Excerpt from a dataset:
* * * * *

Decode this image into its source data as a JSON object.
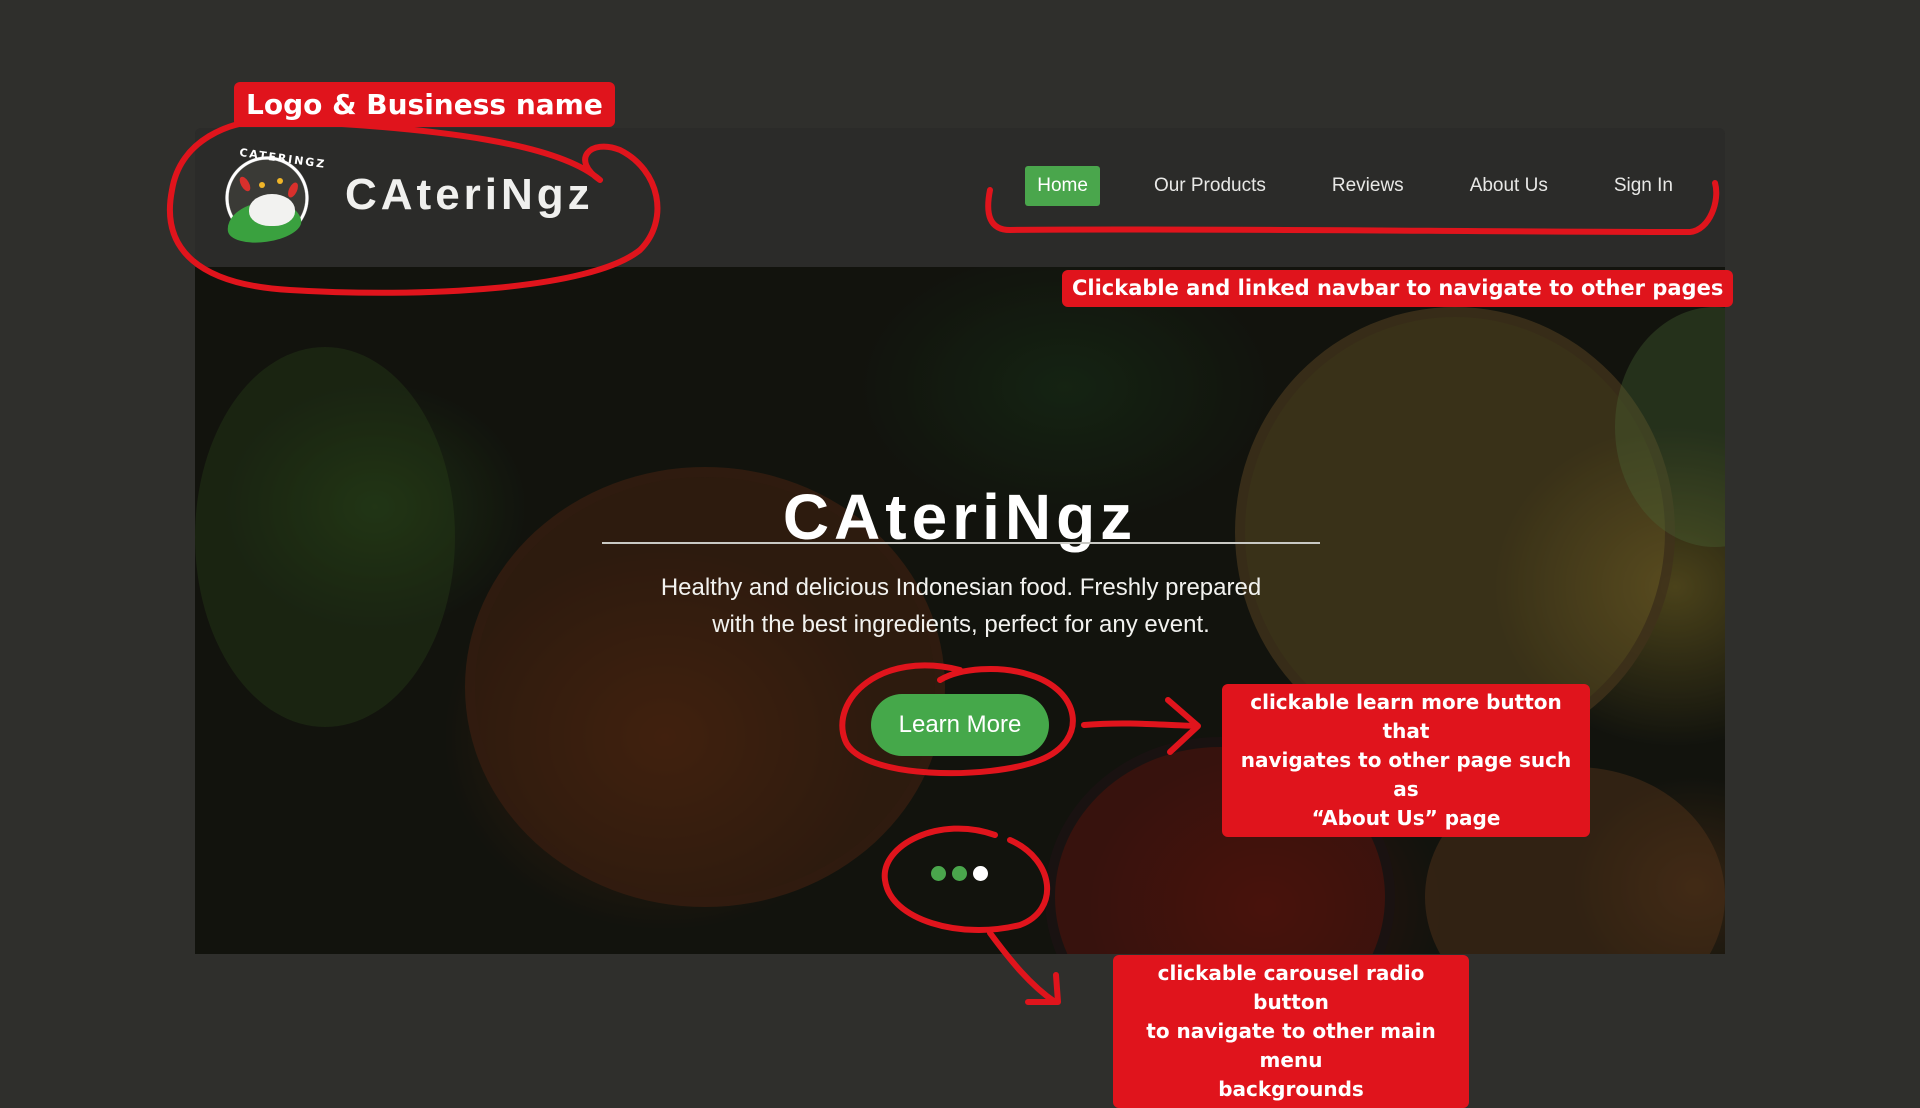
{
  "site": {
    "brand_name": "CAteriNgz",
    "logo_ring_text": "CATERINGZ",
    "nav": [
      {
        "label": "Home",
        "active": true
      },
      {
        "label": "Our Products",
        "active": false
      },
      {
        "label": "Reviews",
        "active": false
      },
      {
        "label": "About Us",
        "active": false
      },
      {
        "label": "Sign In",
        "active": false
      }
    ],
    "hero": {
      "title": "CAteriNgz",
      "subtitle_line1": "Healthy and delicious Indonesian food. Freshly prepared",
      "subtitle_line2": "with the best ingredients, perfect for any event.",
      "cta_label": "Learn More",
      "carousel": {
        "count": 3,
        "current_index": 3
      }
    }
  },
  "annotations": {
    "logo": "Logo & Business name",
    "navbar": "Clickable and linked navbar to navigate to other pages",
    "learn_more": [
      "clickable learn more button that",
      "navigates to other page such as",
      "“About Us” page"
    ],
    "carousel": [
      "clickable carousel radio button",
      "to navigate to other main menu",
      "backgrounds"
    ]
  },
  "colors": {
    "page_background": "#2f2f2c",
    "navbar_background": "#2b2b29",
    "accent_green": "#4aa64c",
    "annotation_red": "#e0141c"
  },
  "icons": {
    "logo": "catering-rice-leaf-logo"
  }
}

* * * * *

- [TASK TO CARRY OUT]: Report each line in the data that holds the word "carousel".

- [FINISHED ANSWER]:
      "carousel": {
    "carousel": [
      "clickable carousel radio button",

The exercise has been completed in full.